TASK REQUIREMENTS =>
Copy out every line of the data exactly.

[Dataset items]
━━━━━━━━━━━━━━━━

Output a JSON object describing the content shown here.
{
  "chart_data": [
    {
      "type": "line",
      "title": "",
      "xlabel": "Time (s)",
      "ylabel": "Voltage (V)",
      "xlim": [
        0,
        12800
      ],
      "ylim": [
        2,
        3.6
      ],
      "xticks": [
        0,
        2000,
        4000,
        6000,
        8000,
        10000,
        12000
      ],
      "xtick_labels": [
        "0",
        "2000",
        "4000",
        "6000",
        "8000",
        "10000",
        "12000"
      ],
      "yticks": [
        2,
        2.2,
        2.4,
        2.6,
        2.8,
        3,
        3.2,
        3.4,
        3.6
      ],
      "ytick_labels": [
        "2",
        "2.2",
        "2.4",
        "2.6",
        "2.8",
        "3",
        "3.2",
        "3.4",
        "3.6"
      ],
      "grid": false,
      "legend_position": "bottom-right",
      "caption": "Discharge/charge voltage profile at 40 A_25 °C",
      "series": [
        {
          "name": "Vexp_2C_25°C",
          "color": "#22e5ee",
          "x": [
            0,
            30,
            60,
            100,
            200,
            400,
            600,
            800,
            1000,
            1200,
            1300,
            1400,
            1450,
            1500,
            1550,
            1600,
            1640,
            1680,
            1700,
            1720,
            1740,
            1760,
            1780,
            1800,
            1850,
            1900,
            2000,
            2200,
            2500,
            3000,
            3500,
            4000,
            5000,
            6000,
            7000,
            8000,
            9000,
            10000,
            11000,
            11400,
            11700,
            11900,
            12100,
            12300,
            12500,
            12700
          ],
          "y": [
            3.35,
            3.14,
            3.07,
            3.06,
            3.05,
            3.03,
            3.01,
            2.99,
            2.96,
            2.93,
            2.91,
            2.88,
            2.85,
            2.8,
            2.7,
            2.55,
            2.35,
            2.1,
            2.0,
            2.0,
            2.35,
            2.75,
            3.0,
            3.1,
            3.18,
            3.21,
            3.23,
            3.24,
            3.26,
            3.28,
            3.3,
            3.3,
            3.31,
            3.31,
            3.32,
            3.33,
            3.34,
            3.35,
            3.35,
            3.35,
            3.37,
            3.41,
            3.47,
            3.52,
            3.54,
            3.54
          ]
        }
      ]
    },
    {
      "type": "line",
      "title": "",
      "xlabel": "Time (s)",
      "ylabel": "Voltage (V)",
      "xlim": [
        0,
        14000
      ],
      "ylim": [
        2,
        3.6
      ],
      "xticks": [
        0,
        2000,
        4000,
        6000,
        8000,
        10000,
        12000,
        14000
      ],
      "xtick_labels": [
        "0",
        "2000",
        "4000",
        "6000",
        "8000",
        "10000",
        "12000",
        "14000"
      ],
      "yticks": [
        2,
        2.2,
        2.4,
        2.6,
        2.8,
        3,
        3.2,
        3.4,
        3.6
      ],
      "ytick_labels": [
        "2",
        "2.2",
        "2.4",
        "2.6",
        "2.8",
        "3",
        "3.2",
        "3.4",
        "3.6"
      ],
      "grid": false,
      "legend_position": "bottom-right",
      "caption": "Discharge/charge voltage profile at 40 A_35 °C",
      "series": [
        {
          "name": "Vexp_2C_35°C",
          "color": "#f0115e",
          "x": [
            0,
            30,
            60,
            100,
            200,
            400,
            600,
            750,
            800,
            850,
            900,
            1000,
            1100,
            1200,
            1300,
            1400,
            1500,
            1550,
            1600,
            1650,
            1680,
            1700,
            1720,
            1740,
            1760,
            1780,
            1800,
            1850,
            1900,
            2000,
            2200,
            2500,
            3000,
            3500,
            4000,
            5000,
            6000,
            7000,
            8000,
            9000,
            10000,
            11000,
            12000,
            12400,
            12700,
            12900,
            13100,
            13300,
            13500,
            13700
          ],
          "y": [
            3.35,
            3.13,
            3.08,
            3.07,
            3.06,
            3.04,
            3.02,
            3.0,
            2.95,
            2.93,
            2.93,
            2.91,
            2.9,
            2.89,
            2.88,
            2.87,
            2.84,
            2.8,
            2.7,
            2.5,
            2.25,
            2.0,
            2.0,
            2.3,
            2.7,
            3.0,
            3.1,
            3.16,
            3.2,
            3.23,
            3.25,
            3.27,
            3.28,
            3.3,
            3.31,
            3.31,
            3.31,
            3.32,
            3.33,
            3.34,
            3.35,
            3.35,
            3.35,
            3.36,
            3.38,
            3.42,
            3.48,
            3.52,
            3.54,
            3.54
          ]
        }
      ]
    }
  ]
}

━━━━━━━━━━━━━━━━

FINAL ANSWER =>
Output a JSON object describing the content shown here.
{
  "chart_data": [
    {
      "type": "line",
      "title": "",
      "xlabel": "Time (s)",
      "ylabel": "Voltage (V)",
      "xlim": [
        0,
        12800
      ],
      "ylim": [
        2,
        3.6
      ],
      "xticks": [
        0,
        2000,
        4000,
        6000,
        8000,
        10000,
        12000
      ],
      "xtick_labels": [
        "0",
        "2000",
        "4000",
        "6000",
        "8000",
        "10000",
        "12000"
      ],
      "yticks": [
        2,
        2.2,
        2.4,
        2.6,
        2.8,
        3,
        3.2,
        3.4,
        3.6
      ],
      "ytick_labels": [
        "2",
        "2.2",
        "2.4",
        "2.6",
        "2.8",
        "3",
        "3.2",
        "3.4",
        "3.6"
      ],
      "grid": false,
      "legend_position": "bottom-right",
      "caption": "Discharge/charge voltage profile at 40 A_25 °C",
      "series": [
        {
          "name": "Vexp_2C_25°C",
          "color": "#22e5ee",
          "x": [
            0,
            30,
            60,
            100,
            200,
            400,
            600,
            800,
            1000,
            1200,
            1300,
            1400,
            1450,
            1500,
            1550,
            1600,
            1640,
            1680,
            1700,
            1720,
            1740,
            1760,
            1780,
            1800,
            1850,
            1900,
            2000,
            2200,
            2500,
            3000,
            3500,
            4000,
            5000,
            6000,
            7000,
            8000,
            9000,
            10000,
            11000,
            11400,
            11700,
            11900,
            12100,
            12300,
            12500,
            12700
          ],
          "y": [
            3.35,
            3.14,
            3.07,
            3.06,
            3.05,
            3.03,
            3.01,
            2.99,
            2.96,
            2.93,
            2.91,
            2.88,
            2.85,
            2.8,
            2.7,
            2.55,
            2.35,
            2.1,
            2.0,
            2.0,
            2.35,
            2.75,
            3.0,
            3.1,
            3.18,
            3.21,
            3.23,
            3.24,
            3.26,
            3.28,
            3.3,
            3.3,
            3.31,
            3.31,
            3.32,
            3.33,
            3.34,
            3.35,
            3.35,
            3.35,
            3.37,
            3.41,
            3.47,
            3.52,
            3.54,
            3.54
          ]
        }
      ]
    },
    {
      "type": "line",
      "title": "",
      "xlabel": "Time (s)",
      "ylabel": "Voltage (V)",
      "xlim": [
        0,
        14000
      ],
      "ylim": [
        2,
        3.6
      ],
      "xticks": [
        0,
        2000,
        4000,
        6000,
        8000,
        10000,
        12000,
        14000
      ],
      "xtick_labels": [
        "0",
        "2000",
        "4000",
        "6000",
        "8000",
        "10000",
        "12000",
        "14000"
      ],
      "yticks": [
        2,
        2.2,
        2.4,
        2.6,
        2.8,
        3,
        3.2,
        3.4,
        3.6
      ],
      "ytick_labels": [
        "2",
        "2.2",
        "2.4",
        "2.6",
        "2.8",
        "3",
        "3.2",
        "3.4",
        "3.6"
      ],
      "grid": false,
      "legend_position": "bottom-right",
      "caption": "Discharge/charge voltage profile at 40 A_35 °C",
      "series": [
        {
          "name": "Vexp_2C_35°C",
          "color": "#f0115e",
          "x": [
            0,
            30,
            60,
            100,
            200,
            400,
            600,
            750,
            800,
            850,
            900,
            1000,
            1100,
            1200,
            1300,
            1400,
            1500,
            1550,
            1600,
            1650,
            1680,
            1700,
            1720,
            1740,
            1760,
            1780,
            1800,
            1850,
            1900,
            2000,
            2200,
            2500,
            3000,
            3500,
            4000,
            5000,
            6000,
            7000,
            8000,
            9000,
            10000,
            11000,
            12000,
            12400,
            12700,
            12900,
            13100,
            13300,
            13500,
            13700
          ],
          "y": [
            3.35,
            3.13,
            3.08,
            3.07,
            3.06,
            3.04,
            3.02,
            3.0,
            2.95,
            2.93,
            2.93,
            2.91,
            2.9,
            2.89,
            2.88,
            2.87,
            2.84,
            2.8,
            2.7,
            2.5,
            2.25,
            2.0,
            2.0,
            2.3,
            2.7,
            3.0,
            3.1,
            3.16,
            3.2,
            3.23,
            3.25,
            3.27,
            3.28,
            3.3,
            3.31,
            3.31,
            3.31,
            3.32,
            3.33,
            3.34,
            3.35,
            3.35,
            3.35,
            3.36,
            3.38,
            3.42,
            3.48,
            3.52,
            3.54,
            3.54
          ]
        }
      ]
    }
  ]
}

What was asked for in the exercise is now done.